Recast the records as a JSON list of strings, one per line and with blank lines omitted, starting at the first line and ending at the line that contains "legend-ebno-label: ebno —".

Entries supplied
· · · · · · ·
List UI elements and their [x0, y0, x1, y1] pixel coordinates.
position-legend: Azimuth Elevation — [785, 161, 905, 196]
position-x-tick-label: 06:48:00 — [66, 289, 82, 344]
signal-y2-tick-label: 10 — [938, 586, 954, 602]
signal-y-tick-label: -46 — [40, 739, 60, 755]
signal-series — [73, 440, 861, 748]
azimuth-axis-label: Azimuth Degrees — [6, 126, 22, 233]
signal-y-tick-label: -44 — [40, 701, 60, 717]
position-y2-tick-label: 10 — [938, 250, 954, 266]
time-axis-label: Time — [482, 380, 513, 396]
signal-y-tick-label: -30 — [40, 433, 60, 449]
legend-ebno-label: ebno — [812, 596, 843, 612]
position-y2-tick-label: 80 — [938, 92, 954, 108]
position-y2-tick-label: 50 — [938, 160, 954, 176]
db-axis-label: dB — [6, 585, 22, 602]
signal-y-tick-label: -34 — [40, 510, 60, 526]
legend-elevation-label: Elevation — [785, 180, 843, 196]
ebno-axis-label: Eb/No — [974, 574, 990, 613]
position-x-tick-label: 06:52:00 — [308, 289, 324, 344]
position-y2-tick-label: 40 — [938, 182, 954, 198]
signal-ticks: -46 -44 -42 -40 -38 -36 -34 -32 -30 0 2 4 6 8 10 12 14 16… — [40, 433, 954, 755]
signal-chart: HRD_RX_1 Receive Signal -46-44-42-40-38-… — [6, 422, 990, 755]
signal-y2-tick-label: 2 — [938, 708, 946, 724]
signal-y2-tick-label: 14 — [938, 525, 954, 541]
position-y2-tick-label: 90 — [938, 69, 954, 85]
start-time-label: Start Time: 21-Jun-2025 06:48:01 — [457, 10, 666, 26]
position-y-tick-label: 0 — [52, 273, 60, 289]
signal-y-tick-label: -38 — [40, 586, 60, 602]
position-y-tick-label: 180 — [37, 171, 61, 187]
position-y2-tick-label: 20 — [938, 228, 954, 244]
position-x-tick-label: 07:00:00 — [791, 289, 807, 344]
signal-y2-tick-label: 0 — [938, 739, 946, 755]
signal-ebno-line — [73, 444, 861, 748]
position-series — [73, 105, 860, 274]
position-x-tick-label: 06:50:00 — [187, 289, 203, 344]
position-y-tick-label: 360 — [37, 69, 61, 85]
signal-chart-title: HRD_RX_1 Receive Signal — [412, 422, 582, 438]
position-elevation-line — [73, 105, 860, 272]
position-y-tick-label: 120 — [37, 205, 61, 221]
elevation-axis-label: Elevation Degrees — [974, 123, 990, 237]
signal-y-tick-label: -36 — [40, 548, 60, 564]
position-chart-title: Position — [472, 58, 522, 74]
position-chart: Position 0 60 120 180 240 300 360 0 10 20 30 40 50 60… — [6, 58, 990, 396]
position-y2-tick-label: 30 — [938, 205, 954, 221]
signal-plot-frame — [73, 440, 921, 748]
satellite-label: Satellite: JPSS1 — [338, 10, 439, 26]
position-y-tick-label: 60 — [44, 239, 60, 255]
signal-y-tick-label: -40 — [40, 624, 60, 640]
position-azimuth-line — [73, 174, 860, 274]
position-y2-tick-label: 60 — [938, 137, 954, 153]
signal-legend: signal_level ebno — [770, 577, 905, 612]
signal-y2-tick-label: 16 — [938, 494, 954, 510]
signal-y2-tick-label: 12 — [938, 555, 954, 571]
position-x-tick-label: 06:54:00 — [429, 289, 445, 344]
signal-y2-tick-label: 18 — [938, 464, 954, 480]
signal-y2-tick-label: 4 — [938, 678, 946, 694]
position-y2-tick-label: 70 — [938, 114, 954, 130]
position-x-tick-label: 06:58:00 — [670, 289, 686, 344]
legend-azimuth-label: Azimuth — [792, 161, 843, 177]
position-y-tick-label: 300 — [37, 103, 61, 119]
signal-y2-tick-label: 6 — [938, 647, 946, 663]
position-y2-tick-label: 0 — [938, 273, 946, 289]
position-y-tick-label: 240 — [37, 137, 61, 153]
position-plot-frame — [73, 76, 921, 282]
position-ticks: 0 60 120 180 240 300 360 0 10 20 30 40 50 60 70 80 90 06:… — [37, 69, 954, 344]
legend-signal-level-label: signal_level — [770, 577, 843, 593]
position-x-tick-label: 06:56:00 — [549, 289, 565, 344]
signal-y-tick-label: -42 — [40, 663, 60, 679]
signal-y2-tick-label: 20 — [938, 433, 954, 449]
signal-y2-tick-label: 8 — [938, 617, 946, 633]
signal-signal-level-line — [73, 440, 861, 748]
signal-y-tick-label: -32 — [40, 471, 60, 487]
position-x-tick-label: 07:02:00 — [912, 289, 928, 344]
· · · · · · ·
Answer below
[
  "List UI elements and their [x0, y0, x1, y1] pixel coordinates.",
  "position-legend: Azimuth Elevation — [785, 161, 905, 196]",
  "position-x-tick-label: 06:48:00 — [66, 289, 82, 344]",
  "signal-y2-tick-label: 10 — [938, 586, 954, 602]",
  "signal-y-tick-label: -46 — [40, 739, 60, 755]",
  "signal-series — [73, 440, 861, 748]",
  "azimuth-axis-label: Azimuth Degrees — [6, 126, 22, 233]",
  "signal-y-tick-label: -44 — [40, 701, 60, 717]",
  "position-y2-tick-label: 10 — [938, 250, 954, 266]",
  "time-axis-label: Time — [482, 380, 513, 396]",
  "signal-y-tick-label: -30 — [40, 433, 60, 449]",
  "legend-ebno-label: ebno — [812, 596, 843, 612]"
]